**OBJECTIVE**
Using the records provided below, locate and copy each line that contains the word "dashed".

**RECORDS FOR THIS TASK**
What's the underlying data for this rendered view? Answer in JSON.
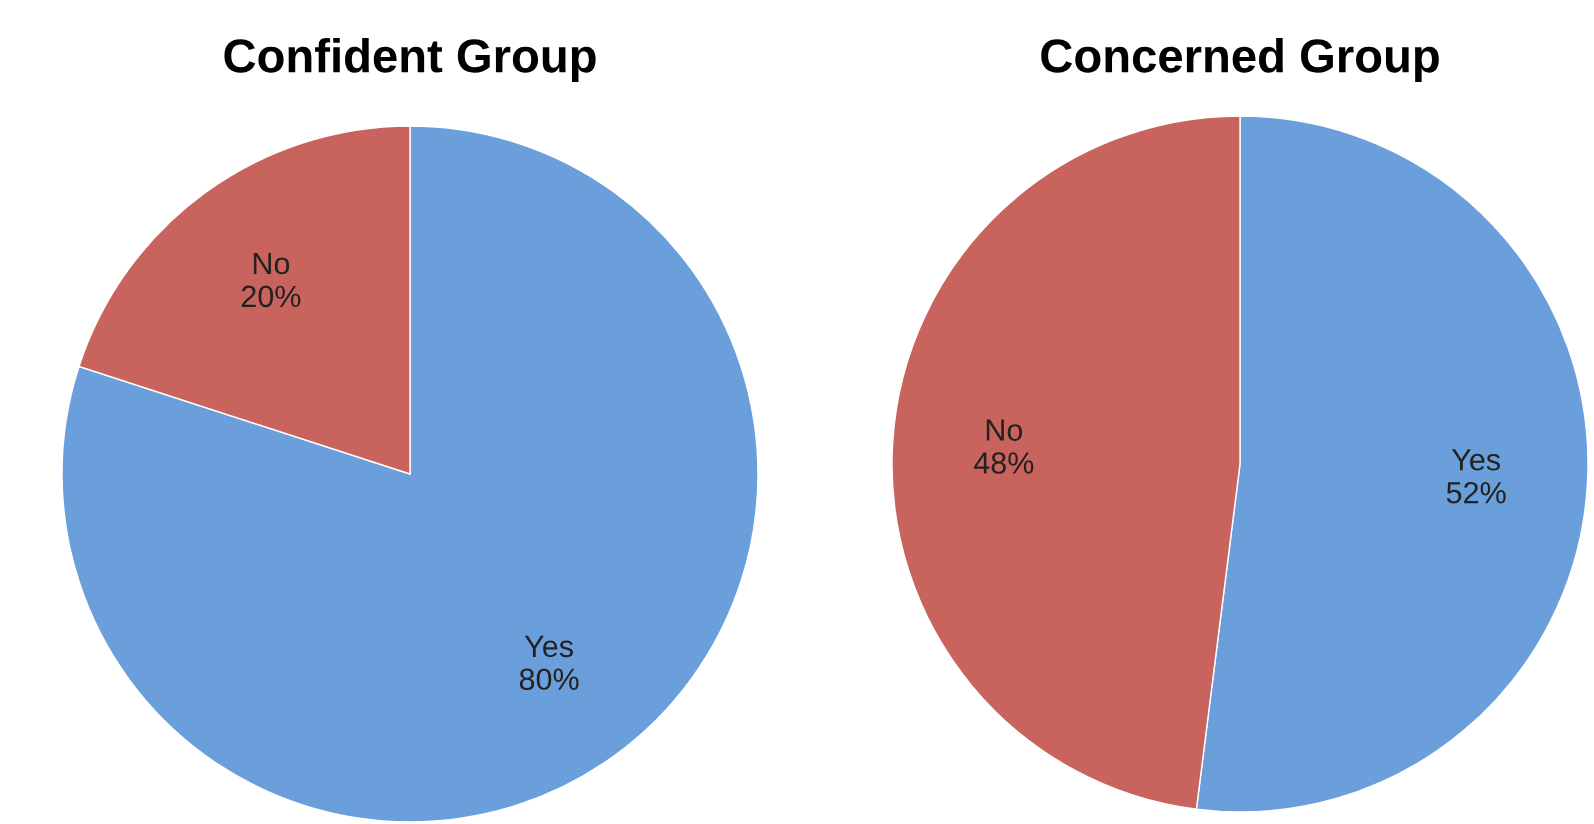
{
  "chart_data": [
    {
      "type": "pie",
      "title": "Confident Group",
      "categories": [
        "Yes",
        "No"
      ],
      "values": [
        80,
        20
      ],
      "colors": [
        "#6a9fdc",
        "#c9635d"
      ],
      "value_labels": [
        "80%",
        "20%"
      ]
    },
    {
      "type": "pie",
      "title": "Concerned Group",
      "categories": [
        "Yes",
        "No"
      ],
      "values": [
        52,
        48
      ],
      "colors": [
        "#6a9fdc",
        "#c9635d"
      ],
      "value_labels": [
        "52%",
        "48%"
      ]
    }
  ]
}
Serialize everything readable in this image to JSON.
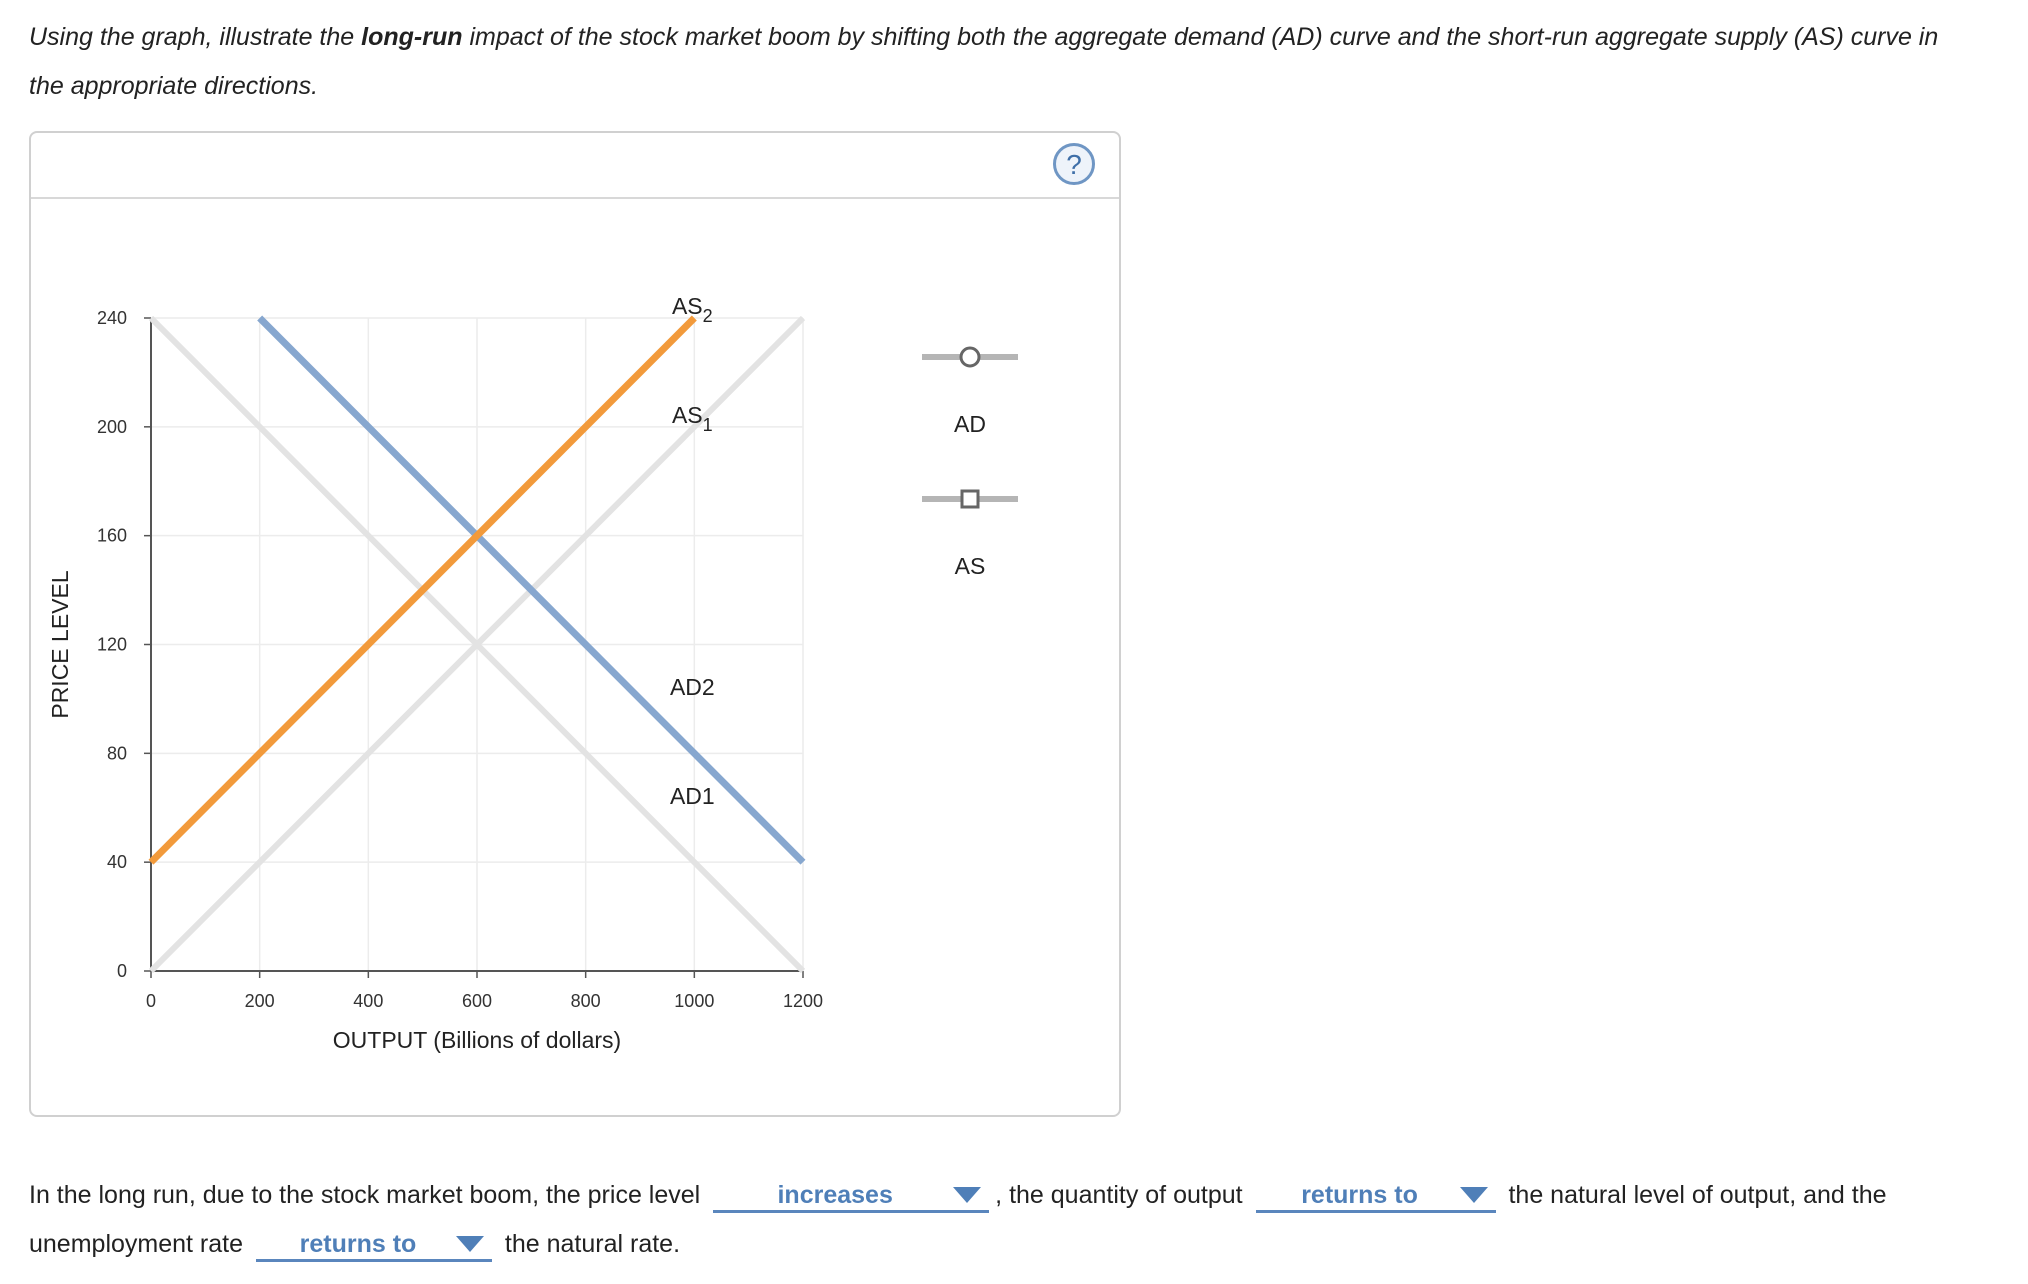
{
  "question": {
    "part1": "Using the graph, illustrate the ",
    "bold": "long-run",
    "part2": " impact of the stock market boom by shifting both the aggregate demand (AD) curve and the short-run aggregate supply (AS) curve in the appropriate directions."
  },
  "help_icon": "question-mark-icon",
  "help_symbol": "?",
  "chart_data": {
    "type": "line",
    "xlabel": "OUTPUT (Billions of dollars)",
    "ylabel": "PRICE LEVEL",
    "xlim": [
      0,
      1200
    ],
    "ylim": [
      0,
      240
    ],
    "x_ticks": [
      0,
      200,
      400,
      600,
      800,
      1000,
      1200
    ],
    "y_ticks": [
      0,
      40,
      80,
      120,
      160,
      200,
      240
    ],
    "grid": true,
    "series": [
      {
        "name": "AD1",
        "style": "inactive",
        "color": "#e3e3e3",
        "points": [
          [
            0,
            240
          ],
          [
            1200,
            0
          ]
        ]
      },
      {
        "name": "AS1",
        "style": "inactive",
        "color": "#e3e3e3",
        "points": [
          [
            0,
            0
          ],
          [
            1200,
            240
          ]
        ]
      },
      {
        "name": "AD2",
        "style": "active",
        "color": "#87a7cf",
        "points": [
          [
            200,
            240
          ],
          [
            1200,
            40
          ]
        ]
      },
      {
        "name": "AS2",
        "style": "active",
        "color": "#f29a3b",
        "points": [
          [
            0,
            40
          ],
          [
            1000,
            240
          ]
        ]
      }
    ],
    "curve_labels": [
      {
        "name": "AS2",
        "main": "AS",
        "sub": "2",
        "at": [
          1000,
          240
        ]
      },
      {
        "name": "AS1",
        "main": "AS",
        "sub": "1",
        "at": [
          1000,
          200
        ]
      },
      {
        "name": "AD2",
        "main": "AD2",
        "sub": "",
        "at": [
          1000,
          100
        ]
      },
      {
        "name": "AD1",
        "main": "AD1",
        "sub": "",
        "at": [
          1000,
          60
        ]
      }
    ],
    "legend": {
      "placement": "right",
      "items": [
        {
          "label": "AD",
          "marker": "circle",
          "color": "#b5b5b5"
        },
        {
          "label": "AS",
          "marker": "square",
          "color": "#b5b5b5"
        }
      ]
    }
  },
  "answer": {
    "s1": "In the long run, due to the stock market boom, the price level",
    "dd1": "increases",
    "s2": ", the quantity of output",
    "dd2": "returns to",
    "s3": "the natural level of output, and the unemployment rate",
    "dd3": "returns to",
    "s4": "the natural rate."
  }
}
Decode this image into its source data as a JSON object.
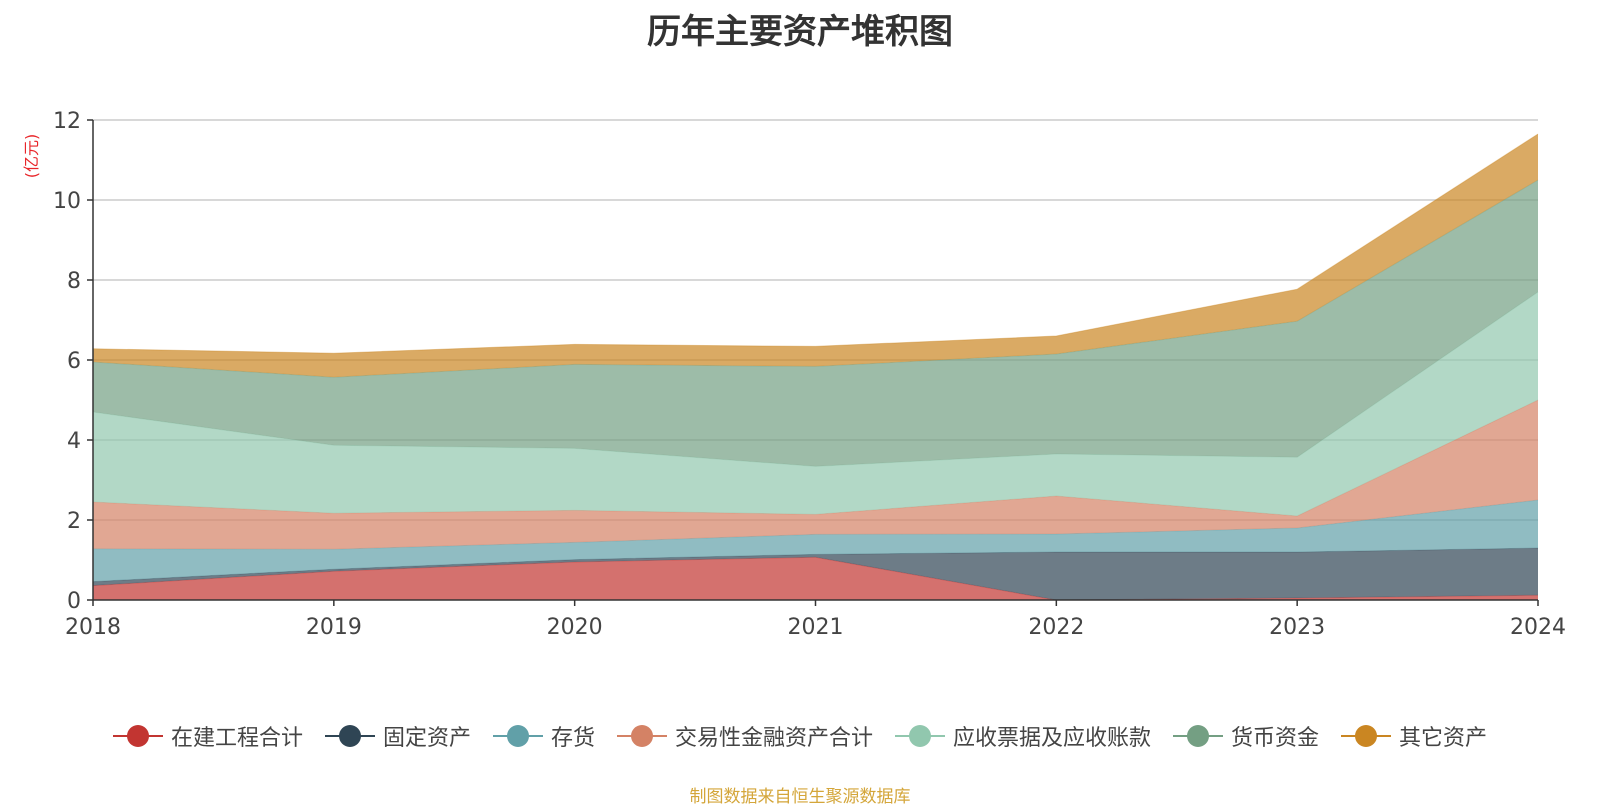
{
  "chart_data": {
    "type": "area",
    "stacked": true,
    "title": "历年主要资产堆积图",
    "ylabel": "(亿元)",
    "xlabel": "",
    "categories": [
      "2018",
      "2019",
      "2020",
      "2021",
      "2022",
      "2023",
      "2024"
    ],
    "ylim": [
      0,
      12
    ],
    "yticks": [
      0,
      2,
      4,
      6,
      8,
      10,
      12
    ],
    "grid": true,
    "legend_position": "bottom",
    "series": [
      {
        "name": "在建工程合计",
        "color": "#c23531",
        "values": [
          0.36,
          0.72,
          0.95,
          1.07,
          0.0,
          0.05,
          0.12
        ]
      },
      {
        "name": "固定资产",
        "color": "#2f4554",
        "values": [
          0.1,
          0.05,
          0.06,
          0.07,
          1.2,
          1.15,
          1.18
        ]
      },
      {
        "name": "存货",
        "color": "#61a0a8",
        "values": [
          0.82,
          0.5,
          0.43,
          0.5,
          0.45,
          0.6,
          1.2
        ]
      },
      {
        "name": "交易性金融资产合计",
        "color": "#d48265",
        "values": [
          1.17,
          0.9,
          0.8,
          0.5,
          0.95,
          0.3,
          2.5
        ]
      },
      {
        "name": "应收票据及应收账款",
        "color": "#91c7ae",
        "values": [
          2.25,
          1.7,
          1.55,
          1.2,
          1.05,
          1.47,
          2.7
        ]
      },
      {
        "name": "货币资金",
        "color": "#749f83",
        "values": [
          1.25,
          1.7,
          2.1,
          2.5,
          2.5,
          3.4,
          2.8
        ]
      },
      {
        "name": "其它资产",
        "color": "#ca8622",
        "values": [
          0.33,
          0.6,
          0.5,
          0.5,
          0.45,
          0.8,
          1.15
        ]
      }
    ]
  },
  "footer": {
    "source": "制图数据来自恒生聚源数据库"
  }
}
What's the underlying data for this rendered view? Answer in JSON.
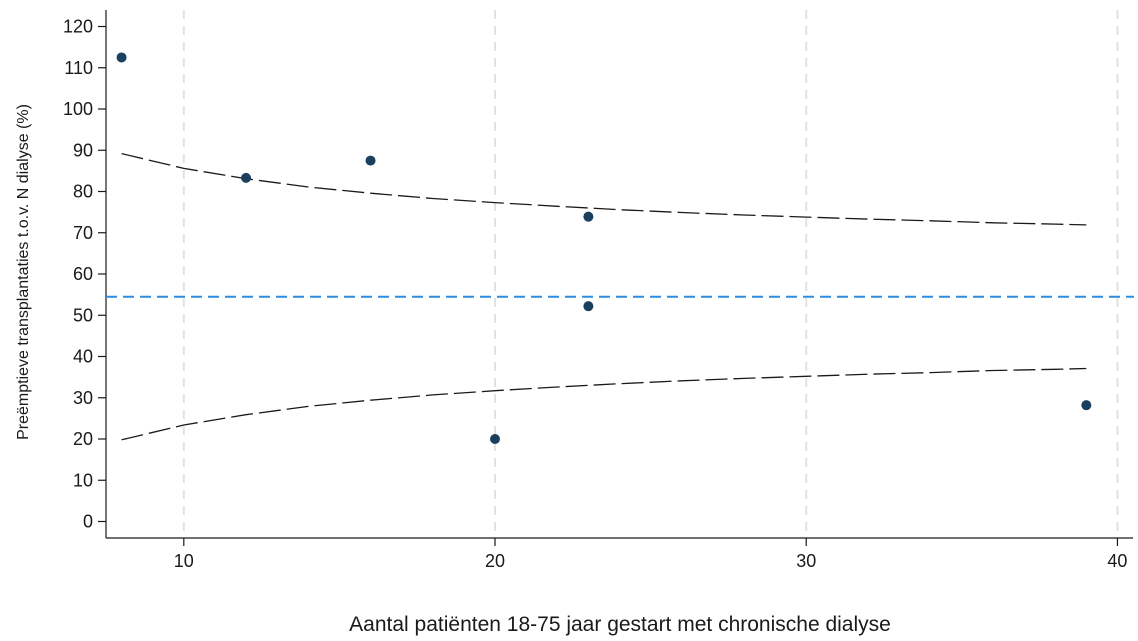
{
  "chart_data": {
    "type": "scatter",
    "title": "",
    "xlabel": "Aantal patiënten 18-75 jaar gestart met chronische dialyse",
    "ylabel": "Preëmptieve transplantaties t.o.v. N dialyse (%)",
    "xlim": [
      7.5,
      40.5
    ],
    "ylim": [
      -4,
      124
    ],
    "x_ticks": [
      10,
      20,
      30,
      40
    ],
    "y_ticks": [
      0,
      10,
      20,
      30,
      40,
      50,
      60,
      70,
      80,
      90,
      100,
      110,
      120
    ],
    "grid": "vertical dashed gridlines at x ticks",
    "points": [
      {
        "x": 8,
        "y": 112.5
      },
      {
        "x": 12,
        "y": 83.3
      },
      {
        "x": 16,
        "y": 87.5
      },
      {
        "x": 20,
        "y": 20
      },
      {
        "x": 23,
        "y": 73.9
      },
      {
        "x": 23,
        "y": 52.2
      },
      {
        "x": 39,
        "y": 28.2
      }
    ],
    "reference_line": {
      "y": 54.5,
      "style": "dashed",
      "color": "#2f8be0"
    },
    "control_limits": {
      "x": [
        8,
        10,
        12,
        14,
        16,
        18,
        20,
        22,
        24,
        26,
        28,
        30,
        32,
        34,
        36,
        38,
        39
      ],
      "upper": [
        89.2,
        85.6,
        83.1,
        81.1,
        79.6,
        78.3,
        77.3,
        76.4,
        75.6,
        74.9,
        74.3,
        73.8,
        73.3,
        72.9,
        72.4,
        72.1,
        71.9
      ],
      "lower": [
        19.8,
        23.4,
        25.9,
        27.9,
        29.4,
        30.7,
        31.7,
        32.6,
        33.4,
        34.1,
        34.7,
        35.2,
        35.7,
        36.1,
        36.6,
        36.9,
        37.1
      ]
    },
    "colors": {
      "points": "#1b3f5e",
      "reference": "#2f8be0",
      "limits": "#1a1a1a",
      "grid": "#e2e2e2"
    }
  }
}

**EXERCISE RESPONSE**
    "grid": "vertical dashed gridlines at x ticks",
      "style": "dashed",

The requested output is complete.